§ WORK TO DO:
For this exercise, copy out each line of the material below that includes "relate".

§ DATA SECTION:
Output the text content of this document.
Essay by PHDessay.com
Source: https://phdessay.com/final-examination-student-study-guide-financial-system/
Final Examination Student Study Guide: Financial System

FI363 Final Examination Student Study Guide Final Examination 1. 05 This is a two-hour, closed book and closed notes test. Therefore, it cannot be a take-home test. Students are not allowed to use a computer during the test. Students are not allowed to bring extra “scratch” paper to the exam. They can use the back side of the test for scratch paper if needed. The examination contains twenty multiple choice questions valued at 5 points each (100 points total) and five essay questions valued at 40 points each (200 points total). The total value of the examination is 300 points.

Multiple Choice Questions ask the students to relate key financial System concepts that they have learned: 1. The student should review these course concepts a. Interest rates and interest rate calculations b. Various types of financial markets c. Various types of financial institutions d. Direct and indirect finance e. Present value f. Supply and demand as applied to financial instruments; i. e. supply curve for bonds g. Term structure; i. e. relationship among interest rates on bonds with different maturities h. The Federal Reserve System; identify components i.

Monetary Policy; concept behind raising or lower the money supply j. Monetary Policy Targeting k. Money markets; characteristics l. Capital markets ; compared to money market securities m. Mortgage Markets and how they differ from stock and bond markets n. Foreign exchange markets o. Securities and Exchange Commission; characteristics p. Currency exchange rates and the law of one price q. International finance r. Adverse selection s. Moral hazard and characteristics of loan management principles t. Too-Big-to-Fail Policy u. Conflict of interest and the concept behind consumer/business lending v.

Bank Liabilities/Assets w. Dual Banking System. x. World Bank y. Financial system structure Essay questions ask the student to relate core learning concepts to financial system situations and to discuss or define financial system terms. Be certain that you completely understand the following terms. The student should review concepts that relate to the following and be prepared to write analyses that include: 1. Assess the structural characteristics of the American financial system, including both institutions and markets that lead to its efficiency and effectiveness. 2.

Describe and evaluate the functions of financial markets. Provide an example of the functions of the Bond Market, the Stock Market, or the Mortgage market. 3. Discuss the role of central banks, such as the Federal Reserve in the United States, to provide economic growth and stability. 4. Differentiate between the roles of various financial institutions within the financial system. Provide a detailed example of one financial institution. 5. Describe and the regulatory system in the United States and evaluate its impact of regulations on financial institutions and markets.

§ ANSWER FOR THIS EXERCISE:
Multiple Choice Questions ask the students to relate key financial System concepts that they have learned: 1. The student should review these course concepts a. Interest rates and interest rate calculations b. Various types of financial markets c. Various types of financial institutions d. Direct and indirect finance e. Present value f. Supply and demand as applied to financial instruments; i. e. supply curve for bonds g. Term structure; i. e. relationship among interest rates on bonds with different maturities h. The Federal Reserve System; identify components i.
Bank Liabilities/Assets w. Dual Banking System. x. World Bank y. Financial system structure Essay questions ask the student to relate core learning concepts to financial system situations and to discuss or define financial system terms. Be certain that you completely understand the following terms. The student should review concepts that relate to the following and be prepared to write analyses that include: 1. Assess the structural characteristics of the American financial system, including both institutions and markets that lead to its efficiency and effectiveness. 2.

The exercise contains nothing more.